= What to do =
Below is a listing; reproduce each line of it exactly.

* begin Available data *

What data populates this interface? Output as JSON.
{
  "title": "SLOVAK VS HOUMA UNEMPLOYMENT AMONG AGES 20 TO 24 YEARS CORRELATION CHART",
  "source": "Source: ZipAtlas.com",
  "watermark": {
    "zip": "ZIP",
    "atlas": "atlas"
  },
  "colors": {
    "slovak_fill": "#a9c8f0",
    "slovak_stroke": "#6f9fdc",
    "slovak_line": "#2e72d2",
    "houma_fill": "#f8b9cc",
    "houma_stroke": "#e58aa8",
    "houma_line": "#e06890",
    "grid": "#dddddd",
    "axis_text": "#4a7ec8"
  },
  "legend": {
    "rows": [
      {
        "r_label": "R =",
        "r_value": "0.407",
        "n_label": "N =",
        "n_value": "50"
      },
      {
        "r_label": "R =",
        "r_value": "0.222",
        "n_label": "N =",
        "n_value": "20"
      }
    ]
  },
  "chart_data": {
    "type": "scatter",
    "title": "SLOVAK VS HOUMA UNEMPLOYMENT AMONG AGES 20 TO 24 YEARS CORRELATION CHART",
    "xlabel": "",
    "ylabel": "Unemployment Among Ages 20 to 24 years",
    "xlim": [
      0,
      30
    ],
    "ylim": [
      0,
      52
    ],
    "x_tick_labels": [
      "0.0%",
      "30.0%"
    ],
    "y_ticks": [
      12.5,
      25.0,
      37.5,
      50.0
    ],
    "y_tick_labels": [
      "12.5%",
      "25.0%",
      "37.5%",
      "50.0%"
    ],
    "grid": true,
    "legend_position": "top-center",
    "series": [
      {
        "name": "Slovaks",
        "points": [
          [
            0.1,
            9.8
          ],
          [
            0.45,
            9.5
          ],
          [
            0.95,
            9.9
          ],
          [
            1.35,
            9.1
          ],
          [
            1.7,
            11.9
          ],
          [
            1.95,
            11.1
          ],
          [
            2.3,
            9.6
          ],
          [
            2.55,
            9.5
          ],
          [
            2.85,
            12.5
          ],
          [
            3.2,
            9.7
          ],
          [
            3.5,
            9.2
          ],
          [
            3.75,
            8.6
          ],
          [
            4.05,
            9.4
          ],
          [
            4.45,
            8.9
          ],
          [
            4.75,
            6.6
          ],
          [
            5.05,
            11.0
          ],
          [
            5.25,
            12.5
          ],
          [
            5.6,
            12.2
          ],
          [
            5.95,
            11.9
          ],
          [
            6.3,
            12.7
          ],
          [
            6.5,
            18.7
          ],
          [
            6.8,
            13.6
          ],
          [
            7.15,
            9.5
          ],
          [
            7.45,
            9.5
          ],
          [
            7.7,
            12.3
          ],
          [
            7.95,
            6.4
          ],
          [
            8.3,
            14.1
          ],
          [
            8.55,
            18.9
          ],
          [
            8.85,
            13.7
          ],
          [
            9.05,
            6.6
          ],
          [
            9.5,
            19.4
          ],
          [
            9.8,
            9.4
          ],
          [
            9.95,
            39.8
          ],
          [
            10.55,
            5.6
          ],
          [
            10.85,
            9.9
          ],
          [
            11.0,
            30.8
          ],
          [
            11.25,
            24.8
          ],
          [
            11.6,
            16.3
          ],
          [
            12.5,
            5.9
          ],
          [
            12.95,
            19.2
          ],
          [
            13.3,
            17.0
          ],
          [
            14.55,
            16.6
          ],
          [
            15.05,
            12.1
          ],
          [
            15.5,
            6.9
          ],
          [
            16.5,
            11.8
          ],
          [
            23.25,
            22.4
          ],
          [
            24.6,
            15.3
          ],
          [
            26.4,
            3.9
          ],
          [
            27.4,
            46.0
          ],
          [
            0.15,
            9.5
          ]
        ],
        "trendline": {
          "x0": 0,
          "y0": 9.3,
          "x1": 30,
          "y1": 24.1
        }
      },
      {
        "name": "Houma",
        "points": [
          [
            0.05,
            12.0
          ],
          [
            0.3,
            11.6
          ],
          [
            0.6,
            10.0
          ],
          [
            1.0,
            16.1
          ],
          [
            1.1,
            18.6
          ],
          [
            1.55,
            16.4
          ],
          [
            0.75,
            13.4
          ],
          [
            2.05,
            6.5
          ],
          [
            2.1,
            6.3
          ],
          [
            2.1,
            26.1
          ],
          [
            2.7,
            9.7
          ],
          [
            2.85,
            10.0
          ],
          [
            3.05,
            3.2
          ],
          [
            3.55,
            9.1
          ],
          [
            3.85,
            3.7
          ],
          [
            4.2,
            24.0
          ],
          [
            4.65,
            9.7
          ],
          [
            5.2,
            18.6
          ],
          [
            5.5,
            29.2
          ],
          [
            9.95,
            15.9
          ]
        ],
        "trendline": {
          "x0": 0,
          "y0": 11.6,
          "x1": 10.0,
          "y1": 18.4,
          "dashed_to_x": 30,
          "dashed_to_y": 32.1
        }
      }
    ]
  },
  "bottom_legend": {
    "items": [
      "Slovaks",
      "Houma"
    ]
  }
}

* end Available data *

= Answer to this exercise =
What data populates this interface? Output as JSON.
{
  "title": "SLOVAK VS HOUMA UNEMPLOYMENT AMONG AGES 20 TO 24 YEARS CORRELATION CHART",
  "source": "Source: ZipAtlas.com",
  "watermark": {
    "zip": "ZIP",
    "atlas": "atlas"
  },
  "colors": {
    "slovak_fill": "#a9c8f0",
    "slovak_stroke": "#6f9fdc",
    "slovak_line": "#2e72d2",
    "houma_fill": "#f8b9cc",
    "houma_stroke": "#e58aa8",
    "houma_line": "#e06890",
    "grid": "#dddddd",
    "axis_text": "#4a7ec8"
  },
  "legend": {
    "rows": [
      {
        "r_label": "R =",
        "r_value": "0.407",
        "n_label": "N =",
        "n_value": "50"
      },
      {
        "r_label": "R =",
        "r_value": "0.222",
        "n_label": "N =",
        "n_value": "20"
      }
    ]
  },
  "chart_data": {
    "type": "scatter",
    "title": "SLOVAK VS HOUMA UNEMPLOYMENT AMONG AGES 20 TO 24 YEARS CORRELATION CHART",
    "xlabel": "",
    "ylabel": "Unemployment Among Ages 20 to 24 years",
    "xlim": [
      0,
      30
    ],
    "ylim": [
      0,
      52
    ],
    "x_tick_labels": [
      "0.0%",
      "30.0%"
    ],
    "y_ticks": [
      12.5,
      25.0,
      37.5,
      50.0
    ],
    "y_tick_labels": [
      "12.5%",
      "25.0%",
      "37.5%",
      "50.0%"
    ],
    "grid": true,
    "legend_position": "top-center",
    "series": [
      {
        "name": "Slovaks",
        "points": [
          [
            0.1,
            9.8
          ],
          [
            0.45,
            9.5
          ],
          [
            0.95,
            9.9
          ],
          [
            1.35,
            9.1
          ],
          [
            1.7,
            11.9
          ],
          [
            1.95,
            11.1
          ],
          [
            2.3,
            9.6
          ],
          [
            2.55,
            9.5
          ],
          [
            2.85,
            12.5
          ],
          [
            3.2,
            9.7
          ],
          [
            3.5,
            9.2
          ],
          [
            3.75,
            8.6
          ],
          [
            4.05,
            9.4
          ],
          [
            4.45,
            8.9
          ],
          [
            4.75,
            6.6
          ],
          [
            5.05,
            11.0
          ],
          [
            5.25,
            12.5
          ],
          [
            5.6,
            12.2
          ],
          [
            5.95,
            11.9
          ],
          [
            6.3,
            12.7
          ],
          [
            6.5,
            18.7
          ],
          [
            6.8,
            13.6
          ],
          [
            7.15,
            9.5
          ],
          [
            7.45,
            9.5
          ],
          [
            7.7,
            12.3
          ],
          [
            7.95,
            6.4
          ],
          [
            8.3,
            14.1
          ],
          [
            8.55,
            18.9
          ],
          [
            8.85,
            13.7
          ],
          [
            9.05,
            6.6
          ],
          [
            9.5,
            19.4
          ],
          [
            9.8,
            9.4
          ],
          [
            9.95,
            39.8
          ],
          [
            10.55,
            5.6
          ],
          [
            10.85,
            9.9
          ],
          [
            11.0,
            30.8
          ],
          [
            11.25,
            24.8
          ],
          [
            11.6,
            16.3
          ],
          [
            12.5,
            5.9
          ],
          [
            12.95,
            19.2
          ],
          [
            13.3,
            17.0
          ],
          [
            14.55,
            16.6
          ],
          [
            15.05,
            12.1
          ],
          [
            15.5,
            6.9
          ],
          [
            16.5,
            11.8
          ],
          [
            23.25,
            22.4
          ],
          [
            24.6,
            15.3
          ],
          [
            26.4,
            3.9
          ],
          [
            27.4,
            46.0
          ],
          [
            0.15,
            9.5
          ]
        ],
        "trendline": {
          "x0": 0,
          "y0": 9.3,
          "x1": 30,
          "y1": 24.1
        }
      },
      {
        "name": "Houma",
        "points": [
          [
            0.05,
            12.0
          ],
          [
            0.3,
            11.6
          ],
          [
            0.6,
            10.0
          ],
          [
            1.0,
            16.1
          ],
          [
            1.1,
            18.6
          ],
          [
            1.55,
            16.4
          ],
          [
            0.75,
            13.4
          ],
          [
            2.05,
            6.5
          ],
          [
            2.1,
            6.3
          ],
          [
            2.1,
            26.1
          ],
          [
            2.7,
            9.7
          ],
          [
            2.85,
            10.0
          ],
          [
            3.05,
            3.2
          ],
          [
            3.55,
            9.1
          ],
          [
            3.85,
            3.7
          ],
          [
            4.2,
            24.0
          ],
          [
            4.65,
            9.7
          ],
          [
            5.2,
            18.6
          ],
          [
            5.5,
            29.2
          ],
          [
            9.95,
            15.9
          ]
        ],
        "trendline": {
          "x0": 0,
          "y0": 11.6,
          "x1": 10.0,
          "y1": 18.4,
          "dashed_to_x": 30,
          "dashed_to_y": 32.1
        }
      }
    ]
  },
  "bottom_legend": {
    "items": [
      "Slovaks",
      "Houma"
    ]
  }
}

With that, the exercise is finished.